(Stored items from a collection)
--- Start ---

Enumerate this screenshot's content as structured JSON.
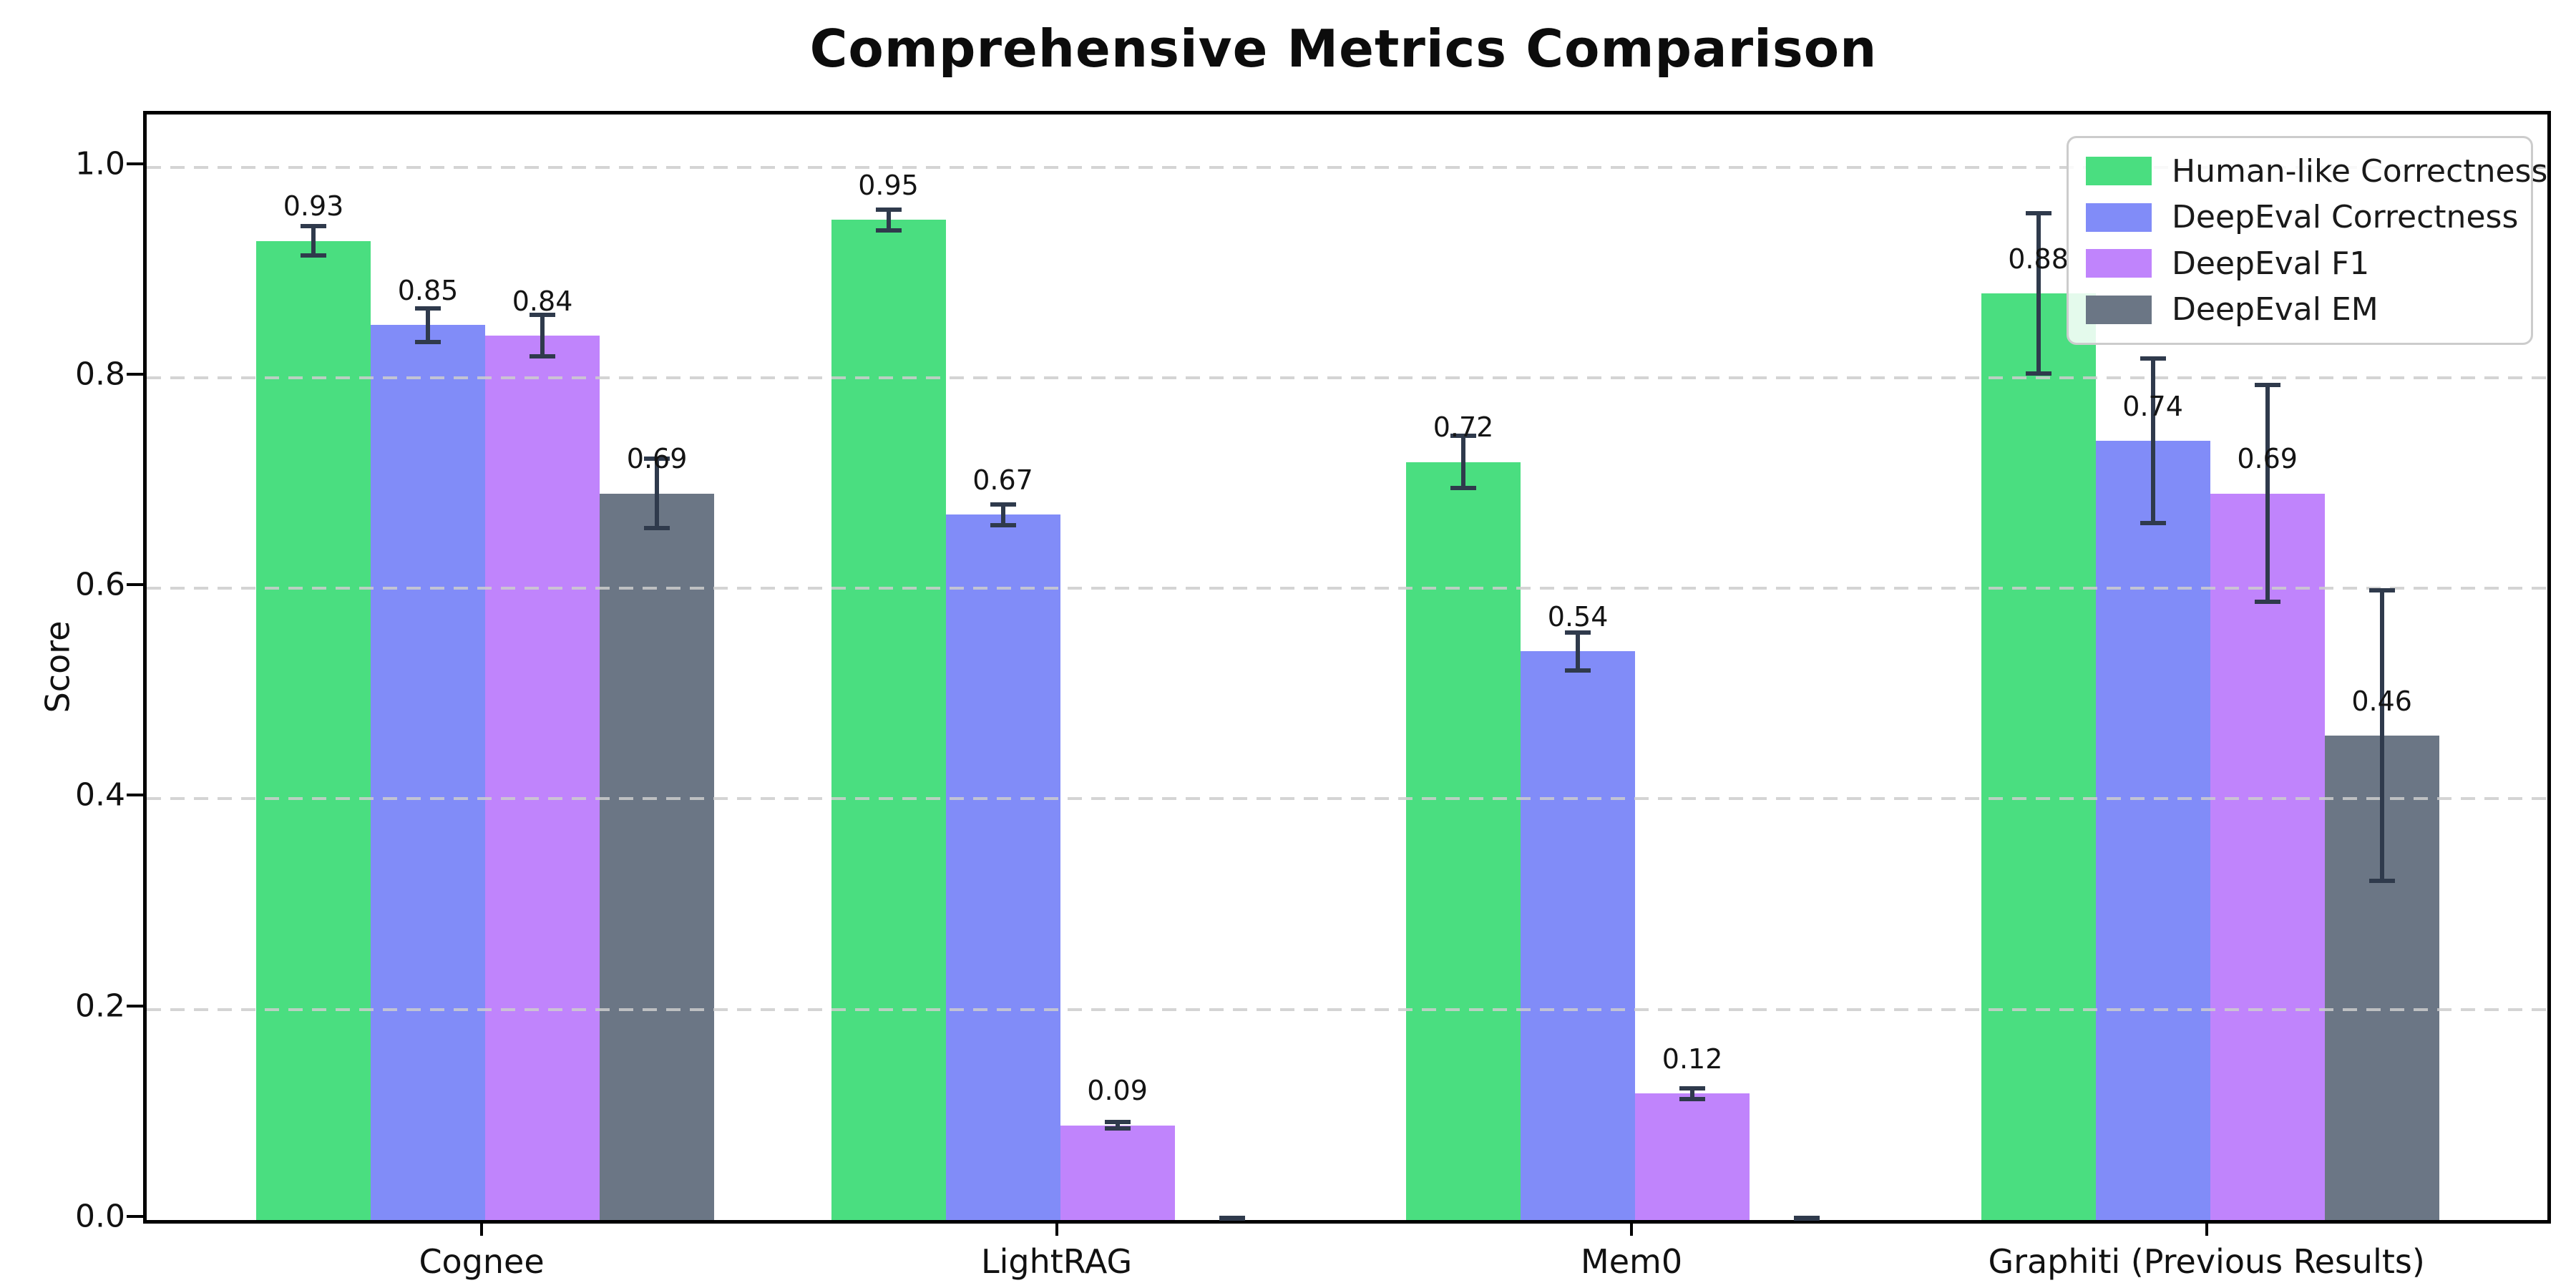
{
  "chart_data": {
    "type": "bar",
    "title": "Comprehensive Metrics Comparison",
    "ylabel": "Score",
    "xlabel": "",
    "ylim": [
      0,
      1.05
    ],
    "yticks": [
      "0.0",
      "0.2",
      "0.4",
      "0.6",
      "0.8",
      "1.0"
    ],
    "ytick_values": [
      0.0,
      0.2,
      0.4,
      0.6,
      0.8,
      1.0
    ],
    "grid": "horizontal-dashed-over-bars",
    "legend_position": "upper-right",
    "categories": [
      "Cognee",
      "LightRAG",
      "Mem0",
      "Graphiti (Previous Results)"
    ],
    "series": [
      {
        "name": "Human-like Correctness",
        "color": "#4ade80",
        "values": [
          0.93,
          0.95,
          0.72,
          0.88
        ],
        "errors": [
          0.016,
          0.012,
          0.027,
          0.078
        ],
        "labels": [
          "0.93",
          "0.95",
          "0.72",
          "0.88"
        ]
      },
      {
        "name": "DeepEval Correctness",
        "color": "#818cf8",
        "values": [
          0.85,
          0.67,
          0.54,
          0.74
        ],
        "errors": [
          0.018,
          0.012,
          0.02,
          0.08
        ],
        "labels": [
          "0.85",
          "0.67",
          "0.54",
          "0.74"
        ]
      },
      {
        "name": "DeepEval F1",
        "color": "#c084fc",
        "values": [
          0.84,
          0.09,
          0.12,
          0.69
        ],
        "errors": [
          0.022,
          0.005,
          0.007,
          0.105
        ],
        "labels": [
          "0.84",
          "0.09",
          "0.12",
          "0.69"
        ]
      },
      {
        "name": "DeepEval EM",
        "color": "#6b7685",
        "values": [
          0.69,
          0.0,
          0.0,
          0.46
        ],
        "errors": [
          0.035,
          0.003,
          0.003,
          0.14
        ],
        "labels": [
          "0.69",
          "",
          "",
          "0.46"
        ]
      }
    ],
    "error_bar_color": "#2f3a4c",
    "style": {
      "grid_color": "#cdcdcd",
      "spine_color": "#000000",
      "text_color": "#111111",
      "background": "#ffffff"
    }
  }
}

--- End ---

WORK INSTRUCTIONS » Would you mind returning each entry above word for word, skipping the images?

OUTPUT OF THE EXERCISE »
Enumerate this screenshot's content as structured JSON.
{
  "chart_data": {
    "type": "bar",
    "title": "Comprehensive Metrics Comparison",
    "ylabel": "Score",
    "xlabel": "",
    "ylim": [
      0,
      1.05
    ],
    "yticks": [
      "0.0",
      "0.2",
      "0.4",
      "0.6",
      "0.8",
      "1.0"
    ],
    "ytick_values": [
      0.0,
      0.2,
      0.4,
      0.6,
      0.8,
      1.0
    ],
    "grid": "horizontal-dashed-over-bars",
    "legend_position": "upper-right",
    "categories": [
      "Cognee",
      "LightRAG",
      "Mem0",
      "Graphiti (Previous Results)"
    ],
    "series": [
      {
        "name": "Human-like Correctness",
        "color": "#4ade80",
        "values": [
          0.93,
          0.95,
          0.72,
          0.88
        ],
        "errors": [
          0.016,
          0.012,
          0.027,
          0.078
        ],
        "labels": [
          "0.93",
          "0.95",
          "0.72",
          "0.88"
        ]
      },
      {
        "name": "DeepEval Correctness",
        "color": "#818cf8",
        "values": [
          0.85,
          0.67,
          0.54,
          0.74
        ],
        "errors": [
          0.018,
          0.012,
          0.02,
          0.08
        ],
        "labels": [
          "0.85",
          "0.67",
          "0.54",
          "0.74"
        ]
      },
      {
        "name": "DeepEval F1",
        "color": "#c084fc",
        "values": [
          0.84,
          0.09,
          0.12,
          0.69
        ],
        "errors": [
          0.022,
          0.005,
          0.007,
          0.105
        ],
        "labels": [
          "0.84",
          "0.09",
          "0.12",
          "0.69"
        ]
      },
      {
        "name": "DeepEval EM",
        "color": "#6b7685",
        "values": [
          0.69,
          0.0,
          0.0,
          0.46
        ],
        "errors": [
          0.035,
          0.003,
          0.003,
          0.14
        ],
        "labels": [
          "0.69",
          "",
          "",
          "0.46"
        ]
      }
    ],
    "error_bar_color": "#2f3a4c",
    "style": {
      "grid_color": "#cdcdcd",
      "spine_color": "#000000",
      "text_color": "#111111",
      "background": "#ffffff"
    }
  }
}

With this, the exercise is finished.